Problem statement — Please output the entries below from the line that contains "Give me the" through the final line, reproduced exactly and alone.

Start of Records supplied

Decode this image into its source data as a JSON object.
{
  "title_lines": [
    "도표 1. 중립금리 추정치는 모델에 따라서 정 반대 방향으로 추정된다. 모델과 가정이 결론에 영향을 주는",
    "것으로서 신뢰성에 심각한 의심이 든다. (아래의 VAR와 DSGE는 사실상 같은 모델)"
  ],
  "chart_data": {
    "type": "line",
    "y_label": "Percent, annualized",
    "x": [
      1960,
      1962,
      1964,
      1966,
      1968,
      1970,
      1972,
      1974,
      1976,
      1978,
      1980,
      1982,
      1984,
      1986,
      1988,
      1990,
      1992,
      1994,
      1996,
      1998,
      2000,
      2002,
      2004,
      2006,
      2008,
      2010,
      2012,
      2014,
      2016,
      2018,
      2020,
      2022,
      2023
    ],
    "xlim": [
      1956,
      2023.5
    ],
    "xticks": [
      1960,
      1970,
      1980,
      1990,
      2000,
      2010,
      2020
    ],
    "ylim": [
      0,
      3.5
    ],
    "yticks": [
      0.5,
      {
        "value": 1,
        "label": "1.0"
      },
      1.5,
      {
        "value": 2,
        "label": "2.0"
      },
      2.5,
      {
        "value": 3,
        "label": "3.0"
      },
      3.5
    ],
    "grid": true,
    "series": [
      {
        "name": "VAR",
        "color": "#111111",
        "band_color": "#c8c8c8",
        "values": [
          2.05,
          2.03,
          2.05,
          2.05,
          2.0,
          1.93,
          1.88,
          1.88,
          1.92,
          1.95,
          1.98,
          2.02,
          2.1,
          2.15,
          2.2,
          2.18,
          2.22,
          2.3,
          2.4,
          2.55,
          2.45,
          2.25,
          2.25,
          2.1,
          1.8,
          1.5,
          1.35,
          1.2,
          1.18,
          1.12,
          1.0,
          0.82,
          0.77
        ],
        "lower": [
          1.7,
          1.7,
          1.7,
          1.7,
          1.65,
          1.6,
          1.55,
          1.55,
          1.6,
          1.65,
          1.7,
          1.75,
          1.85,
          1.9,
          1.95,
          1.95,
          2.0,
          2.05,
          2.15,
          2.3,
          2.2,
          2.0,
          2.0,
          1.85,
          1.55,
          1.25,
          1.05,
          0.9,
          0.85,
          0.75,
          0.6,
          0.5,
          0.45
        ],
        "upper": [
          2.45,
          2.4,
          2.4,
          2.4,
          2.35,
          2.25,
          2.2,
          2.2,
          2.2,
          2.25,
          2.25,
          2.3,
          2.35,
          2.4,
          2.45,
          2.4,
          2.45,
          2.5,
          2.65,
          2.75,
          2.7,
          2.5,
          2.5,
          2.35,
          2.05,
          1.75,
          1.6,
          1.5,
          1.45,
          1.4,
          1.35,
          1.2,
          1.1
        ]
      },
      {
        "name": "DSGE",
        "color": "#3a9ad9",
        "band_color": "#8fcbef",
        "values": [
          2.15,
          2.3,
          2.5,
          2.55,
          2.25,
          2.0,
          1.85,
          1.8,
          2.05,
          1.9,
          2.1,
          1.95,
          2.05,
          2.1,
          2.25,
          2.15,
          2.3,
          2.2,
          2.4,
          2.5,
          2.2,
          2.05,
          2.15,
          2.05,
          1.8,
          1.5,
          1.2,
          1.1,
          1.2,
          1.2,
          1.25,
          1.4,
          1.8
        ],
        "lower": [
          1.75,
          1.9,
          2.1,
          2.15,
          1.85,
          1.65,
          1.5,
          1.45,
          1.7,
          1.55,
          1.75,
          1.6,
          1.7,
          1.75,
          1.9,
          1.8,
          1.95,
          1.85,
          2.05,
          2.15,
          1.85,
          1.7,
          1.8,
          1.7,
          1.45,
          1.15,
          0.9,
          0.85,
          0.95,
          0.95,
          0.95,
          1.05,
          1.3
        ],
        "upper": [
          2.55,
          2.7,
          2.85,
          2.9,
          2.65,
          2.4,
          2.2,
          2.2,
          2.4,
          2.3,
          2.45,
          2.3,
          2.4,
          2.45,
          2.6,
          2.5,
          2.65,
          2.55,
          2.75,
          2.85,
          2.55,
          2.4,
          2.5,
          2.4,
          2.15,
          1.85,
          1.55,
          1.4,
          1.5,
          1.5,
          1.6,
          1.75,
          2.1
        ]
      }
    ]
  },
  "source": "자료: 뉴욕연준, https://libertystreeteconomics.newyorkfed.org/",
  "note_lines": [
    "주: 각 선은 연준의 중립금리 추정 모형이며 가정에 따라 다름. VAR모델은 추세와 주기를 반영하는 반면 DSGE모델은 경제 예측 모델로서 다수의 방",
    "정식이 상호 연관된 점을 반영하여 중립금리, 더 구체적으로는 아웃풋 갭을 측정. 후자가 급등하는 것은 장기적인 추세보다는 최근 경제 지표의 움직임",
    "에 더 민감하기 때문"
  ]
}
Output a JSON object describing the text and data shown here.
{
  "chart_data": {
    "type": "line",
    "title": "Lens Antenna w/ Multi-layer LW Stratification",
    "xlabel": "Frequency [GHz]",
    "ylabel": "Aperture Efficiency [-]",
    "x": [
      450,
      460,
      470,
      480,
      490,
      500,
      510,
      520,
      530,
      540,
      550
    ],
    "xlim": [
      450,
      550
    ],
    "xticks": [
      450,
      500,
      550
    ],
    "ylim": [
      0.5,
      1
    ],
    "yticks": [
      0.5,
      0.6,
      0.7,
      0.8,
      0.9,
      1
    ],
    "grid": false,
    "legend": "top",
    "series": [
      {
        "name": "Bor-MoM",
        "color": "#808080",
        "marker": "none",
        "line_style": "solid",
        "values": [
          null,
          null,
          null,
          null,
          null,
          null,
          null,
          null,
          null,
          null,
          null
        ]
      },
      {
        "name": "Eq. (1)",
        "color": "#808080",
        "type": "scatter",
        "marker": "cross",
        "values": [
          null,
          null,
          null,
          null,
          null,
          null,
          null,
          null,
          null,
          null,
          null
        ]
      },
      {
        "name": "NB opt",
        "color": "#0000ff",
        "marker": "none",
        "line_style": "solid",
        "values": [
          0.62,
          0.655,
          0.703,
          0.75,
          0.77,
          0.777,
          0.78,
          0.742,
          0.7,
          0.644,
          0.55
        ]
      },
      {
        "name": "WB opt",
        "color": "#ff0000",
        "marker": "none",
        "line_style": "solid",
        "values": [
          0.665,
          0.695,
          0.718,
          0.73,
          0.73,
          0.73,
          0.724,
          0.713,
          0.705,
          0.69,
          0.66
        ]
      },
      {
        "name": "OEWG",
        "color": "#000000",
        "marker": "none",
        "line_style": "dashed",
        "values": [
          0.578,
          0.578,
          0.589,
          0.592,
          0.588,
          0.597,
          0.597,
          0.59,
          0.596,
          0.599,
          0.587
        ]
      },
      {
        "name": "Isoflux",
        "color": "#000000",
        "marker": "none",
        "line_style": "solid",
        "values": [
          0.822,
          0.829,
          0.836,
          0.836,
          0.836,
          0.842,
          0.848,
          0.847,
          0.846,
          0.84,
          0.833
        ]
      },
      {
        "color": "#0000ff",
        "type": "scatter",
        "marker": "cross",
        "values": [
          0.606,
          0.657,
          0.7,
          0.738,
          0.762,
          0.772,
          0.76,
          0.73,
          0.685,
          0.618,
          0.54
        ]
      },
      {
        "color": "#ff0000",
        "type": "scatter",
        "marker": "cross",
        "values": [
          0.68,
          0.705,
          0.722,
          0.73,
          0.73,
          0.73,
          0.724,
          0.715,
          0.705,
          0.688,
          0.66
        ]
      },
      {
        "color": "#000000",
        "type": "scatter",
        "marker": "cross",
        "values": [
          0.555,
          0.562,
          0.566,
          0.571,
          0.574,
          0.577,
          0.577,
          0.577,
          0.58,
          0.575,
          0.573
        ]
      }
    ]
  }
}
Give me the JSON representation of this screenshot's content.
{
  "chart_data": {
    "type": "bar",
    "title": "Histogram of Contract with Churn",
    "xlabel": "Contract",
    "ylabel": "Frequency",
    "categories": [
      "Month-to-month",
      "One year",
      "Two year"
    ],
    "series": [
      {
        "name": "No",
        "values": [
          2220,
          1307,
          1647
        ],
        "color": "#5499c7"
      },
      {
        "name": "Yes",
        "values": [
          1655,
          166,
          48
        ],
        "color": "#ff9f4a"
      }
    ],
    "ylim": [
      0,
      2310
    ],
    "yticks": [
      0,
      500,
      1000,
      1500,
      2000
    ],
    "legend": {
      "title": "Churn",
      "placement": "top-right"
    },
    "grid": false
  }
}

End of Records supplied

Response to the exercise —
Give me the JSON representation of this screenshot's content.
{
  "chart_data": {
    "type": "bar",
    "title": "Histogram of Contract with Churn",
    "xlabel": "Contract",
    "ylabel": "Frequency",
    "categories": [
      "Month-to-month",
      "One year",
      "Two year"
    ],
    "series": [
      {
        "name": "No",
        "values": [
          2220,
          1307,
          1647
        ],
        "color": "#5499c7"
      },
      {
        "name": "Yes",
        "values": [
          1655,
          166,
          48
        ],
        "color": "#ff9f4a"
      }
    ],
    "ylim": [
      0,
      2310
    ],
    "yticks": [
      0,
      500,
      1000,
      1500,
      2000
    ],
    "legend": {
      "title": "Churn",
      "placement": "top-right"
    },
    "grid": false
  }
}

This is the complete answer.